=== What is needed ===
Say how many lines include "JSON", with no words around the number.

=== Listing ===
──────────────────────────────

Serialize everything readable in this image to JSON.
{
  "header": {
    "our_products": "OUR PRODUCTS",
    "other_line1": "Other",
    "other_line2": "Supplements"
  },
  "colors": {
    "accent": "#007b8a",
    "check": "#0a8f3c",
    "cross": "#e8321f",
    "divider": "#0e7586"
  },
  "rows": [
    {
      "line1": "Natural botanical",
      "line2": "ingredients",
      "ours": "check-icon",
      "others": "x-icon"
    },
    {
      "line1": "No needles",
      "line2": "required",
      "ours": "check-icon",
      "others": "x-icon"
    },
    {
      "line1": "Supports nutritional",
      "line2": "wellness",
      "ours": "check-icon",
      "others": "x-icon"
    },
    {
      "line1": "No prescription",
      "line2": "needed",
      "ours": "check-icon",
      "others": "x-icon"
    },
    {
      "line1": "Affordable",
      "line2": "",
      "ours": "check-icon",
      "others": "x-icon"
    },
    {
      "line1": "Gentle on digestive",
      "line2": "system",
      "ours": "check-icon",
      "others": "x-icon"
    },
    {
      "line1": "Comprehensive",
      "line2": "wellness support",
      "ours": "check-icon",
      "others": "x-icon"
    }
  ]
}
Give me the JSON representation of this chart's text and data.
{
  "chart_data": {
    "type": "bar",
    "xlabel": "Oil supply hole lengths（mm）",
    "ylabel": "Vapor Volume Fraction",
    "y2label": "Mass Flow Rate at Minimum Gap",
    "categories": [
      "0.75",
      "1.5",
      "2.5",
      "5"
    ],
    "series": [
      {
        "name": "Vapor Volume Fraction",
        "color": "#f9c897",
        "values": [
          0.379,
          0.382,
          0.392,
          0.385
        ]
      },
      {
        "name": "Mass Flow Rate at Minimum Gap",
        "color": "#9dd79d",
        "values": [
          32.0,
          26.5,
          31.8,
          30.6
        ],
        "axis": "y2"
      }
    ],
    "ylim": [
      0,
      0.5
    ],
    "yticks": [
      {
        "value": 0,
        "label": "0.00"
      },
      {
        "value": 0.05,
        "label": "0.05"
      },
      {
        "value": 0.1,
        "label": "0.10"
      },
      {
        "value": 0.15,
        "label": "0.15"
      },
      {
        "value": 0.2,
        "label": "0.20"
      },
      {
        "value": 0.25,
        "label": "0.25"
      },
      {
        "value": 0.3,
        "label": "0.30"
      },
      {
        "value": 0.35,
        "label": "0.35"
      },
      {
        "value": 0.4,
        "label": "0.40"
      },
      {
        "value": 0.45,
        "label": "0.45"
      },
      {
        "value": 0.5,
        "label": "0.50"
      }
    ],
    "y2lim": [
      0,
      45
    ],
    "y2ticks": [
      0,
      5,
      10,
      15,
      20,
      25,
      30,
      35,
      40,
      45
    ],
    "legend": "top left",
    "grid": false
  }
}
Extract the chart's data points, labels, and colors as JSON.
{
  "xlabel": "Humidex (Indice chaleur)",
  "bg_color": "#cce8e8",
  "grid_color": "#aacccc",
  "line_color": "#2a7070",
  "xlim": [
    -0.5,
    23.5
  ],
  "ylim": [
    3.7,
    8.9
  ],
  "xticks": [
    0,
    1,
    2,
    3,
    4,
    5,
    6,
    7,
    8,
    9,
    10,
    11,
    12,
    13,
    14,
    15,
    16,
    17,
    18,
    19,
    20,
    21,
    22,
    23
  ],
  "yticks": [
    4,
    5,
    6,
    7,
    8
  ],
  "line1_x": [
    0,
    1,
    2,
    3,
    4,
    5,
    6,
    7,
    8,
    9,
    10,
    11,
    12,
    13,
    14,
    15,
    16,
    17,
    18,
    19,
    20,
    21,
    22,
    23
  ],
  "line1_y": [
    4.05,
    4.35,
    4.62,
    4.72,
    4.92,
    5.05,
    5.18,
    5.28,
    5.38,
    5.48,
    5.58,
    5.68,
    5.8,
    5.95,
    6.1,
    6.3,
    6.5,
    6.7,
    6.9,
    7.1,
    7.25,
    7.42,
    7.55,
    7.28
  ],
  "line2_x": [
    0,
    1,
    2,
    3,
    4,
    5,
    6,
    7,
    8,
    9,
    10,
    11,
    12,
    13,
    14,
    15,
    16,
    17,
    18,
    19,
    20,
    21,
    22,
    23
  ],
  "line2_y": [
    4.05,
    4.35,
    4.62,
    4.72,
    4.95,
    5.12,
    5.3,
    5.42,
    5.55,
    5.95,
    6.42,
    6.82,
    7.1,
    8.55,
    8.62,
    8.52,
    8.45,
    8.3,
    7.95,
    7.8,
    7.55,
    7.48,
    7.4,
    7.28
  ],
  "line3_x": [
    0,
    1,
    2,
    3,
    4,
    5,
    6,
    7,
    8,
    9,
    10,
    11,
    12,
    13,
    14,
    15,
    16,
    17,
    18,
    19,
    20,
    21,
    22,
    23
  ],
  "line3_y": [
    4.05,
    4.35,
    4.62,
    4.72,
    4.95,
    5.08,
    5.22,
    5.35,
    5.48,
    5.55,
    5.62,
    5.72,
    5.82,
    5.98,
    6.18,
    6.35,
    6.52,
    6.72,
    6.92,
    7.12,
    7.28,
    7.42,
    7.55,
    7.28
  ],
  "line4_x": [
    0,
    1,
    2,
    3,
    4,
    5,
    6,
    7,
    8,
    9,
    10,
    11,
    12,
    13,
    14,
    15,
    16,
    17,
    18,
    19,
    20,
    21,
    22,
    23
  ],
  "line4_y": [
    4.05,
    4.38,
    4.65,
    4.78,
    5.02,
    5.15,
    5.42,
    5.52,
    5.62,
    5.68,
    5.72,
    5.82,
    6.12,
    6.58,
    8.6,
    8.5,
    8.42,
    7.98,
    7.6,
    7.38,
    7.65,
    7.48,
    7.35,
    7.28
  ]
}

──────────────────────────────

=== Solution ===
3